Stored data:
==============================

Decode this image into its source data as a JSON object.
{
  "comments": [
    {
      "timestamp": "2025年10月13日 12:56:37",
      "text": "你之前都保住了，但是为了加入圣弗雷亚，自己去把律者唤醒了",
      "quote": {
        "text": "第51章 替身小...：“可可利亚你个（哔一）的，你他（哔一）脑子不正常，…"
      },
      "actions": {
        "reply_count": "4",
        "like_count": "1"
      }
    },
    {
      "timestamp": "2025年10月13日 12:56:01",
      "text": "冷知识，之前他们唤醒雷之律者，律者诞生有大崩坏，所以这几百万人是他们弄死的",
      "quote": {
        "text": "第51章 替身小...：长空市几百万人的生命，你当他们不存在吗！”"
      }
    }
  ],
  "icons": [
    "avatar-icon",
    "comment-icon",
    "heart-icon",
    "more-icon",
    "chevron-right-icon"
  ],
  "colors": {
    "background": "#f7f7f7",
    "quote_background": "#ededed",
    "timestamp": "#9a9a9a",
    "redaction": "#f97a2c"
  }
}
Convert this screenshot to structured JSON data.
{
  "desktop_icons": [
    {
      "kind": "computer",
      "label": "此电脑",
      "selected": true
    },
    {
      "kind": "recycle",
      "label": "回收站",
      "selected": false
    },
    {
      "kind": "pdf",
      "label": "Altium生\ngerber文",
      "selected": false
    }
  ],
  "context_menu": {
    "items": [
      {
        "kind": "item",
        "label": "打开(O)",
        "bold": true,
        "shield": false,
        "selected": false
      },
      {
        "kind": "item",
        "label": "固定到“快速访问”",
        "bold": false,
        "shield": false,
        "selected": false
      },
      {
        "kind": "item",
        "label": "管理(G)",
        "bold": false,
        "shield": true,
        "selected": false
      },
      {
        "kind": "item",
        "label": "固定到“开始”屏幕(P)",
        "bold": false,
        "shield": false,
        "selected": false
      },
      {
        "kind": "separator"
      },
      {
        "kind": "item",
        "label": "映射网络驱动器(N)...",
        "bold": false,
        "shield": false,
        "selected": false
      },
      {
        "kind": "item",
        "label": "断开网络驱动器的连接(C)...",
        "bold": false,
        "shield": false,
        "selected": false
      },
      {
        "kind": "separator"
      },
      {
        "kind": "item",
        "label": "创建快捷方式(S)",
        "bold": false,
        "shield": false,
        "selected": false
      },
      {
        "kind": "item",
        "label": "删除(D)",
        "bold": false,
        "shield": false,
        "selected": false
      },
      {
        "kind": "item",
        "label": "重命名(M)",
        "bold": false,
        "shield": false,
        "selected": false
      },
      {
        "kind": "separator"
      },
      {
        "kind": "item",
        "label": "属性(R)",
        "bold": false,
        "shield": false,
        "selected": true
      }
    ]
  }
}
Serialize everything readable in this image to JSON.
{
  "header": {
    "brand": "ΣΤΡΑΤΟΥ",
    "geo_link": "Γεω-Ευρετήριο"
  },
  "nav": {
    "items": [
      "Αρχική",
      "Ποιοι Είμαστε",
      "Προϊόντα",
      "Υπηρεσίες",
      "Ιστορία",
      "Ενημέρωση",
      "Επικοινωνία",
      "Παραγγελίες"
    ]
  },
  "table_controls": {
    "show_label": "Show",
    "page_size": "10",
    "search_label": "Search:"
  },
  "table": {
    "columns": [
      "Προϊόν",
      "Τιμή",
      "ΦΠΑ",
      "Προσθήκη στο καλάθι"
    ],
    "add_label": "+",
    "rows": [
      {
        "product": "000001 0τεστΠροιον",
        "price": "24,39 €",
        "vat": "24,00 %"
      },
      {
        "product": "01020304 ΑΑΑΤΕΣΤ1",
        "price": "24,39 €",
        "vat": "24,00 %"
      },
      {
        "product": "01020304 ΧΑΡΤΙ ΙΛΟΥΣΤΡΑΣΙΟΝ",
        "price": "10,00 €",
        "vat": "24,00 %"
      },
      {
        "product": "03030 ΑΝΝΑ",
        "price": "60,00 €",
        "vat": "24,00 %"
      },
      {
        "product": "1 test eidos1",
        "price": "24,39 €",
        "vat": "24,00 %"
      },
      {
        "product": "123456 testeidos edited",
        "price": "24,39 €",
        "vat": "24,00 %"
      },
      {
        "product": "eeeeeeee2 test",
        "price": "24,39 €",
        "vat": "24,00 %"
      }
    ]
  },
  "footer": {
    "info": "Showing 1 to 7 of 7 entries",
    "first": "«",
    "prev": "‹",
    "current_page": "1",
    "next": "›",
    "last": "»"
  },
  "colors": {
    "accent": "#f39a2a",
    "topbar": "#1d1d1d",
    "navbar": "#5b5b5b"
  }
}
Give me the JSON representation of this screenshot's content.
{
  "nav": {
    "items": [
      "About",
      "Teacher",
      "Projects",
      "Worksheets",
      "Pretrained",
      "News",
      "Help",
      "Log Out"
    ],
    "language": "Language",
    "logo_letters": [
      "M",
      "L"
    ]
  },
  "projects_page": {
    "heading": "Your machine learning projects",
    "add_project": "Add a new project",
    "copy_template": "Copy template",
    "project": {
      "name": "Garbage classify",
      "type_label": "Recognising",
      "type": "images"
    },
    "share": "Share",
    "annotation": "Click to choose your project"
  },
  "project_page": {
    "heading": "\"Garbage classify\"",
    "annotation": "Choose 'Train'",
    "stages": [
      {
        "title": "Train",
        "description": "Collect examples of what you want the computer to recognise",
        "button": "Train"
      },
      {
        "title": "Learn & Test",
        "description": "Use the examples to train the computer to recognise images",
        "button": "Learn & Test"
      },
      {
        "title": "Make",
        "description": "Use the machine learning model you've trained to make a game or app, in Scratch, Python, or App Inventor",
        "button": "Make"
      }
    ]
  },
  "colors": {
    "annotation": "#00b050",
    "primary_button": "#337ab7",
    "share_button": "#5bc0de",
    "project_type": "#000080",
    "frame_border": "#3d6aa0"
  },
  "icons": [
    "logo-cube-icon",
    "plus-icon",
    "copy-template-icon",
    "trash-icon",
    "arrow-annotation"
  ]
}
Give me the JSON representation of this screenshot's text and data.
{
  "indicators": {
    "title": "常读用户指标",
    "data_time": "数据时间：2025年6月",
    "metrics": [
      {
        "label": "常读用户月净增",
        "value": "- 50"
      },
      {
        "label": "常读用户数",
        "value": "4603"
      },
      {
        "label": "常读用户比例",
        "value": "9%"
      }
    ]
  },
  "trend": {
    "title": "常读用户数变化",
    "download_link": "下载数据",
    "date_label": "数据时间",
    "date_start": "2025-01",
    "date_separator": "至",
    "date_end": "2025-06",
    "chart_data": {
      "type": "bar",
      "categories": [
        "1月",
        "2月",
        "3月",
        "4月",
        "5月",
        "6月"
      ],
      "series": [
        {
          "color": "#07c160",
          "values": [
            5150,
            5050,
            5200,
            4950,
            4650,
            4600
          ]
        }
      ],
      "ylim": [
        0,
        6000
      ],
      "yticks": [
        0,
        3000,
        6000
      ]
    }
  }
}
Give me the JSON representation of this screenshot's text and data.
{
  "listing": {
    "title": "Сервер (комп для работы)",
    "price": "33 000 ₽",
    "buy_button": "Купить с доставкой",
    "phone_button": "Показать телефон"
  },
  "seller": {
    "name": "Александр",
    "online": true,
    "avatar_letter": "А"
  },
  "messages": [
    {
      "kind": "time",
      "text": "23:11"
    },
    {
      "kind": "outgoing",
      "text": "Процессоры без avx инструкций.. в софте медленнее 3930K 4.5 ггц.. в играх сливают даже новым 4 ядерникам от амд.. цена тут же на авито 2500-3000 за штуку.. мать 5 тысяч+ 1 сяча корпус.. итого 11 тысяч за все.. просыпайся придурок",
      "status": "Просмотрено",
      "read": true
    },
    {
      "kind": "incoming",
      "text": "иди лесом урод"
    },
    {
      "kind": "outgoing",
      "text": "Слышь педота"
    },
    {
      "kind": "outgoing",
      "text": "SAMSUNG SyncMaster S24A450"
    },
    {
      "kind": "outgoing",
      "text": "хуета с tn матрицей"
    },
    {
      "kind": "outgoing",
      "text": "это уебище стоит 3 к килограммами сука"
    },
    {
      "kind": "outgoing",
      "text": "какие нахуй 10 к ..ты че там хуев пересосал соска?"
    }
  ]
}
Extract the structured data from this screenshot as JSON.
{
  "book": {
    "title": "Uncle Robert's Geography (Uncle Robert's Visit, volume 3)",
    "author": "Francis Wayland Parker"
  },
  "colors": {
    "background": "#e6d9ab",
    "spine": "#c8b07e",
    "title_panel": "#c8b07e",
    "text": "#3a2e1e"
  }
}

==============================

Go through the records and show every line with the string "heading" in it.

    "heading": "Your machine learning projects",
    "heading": "\"Garbage classify\"",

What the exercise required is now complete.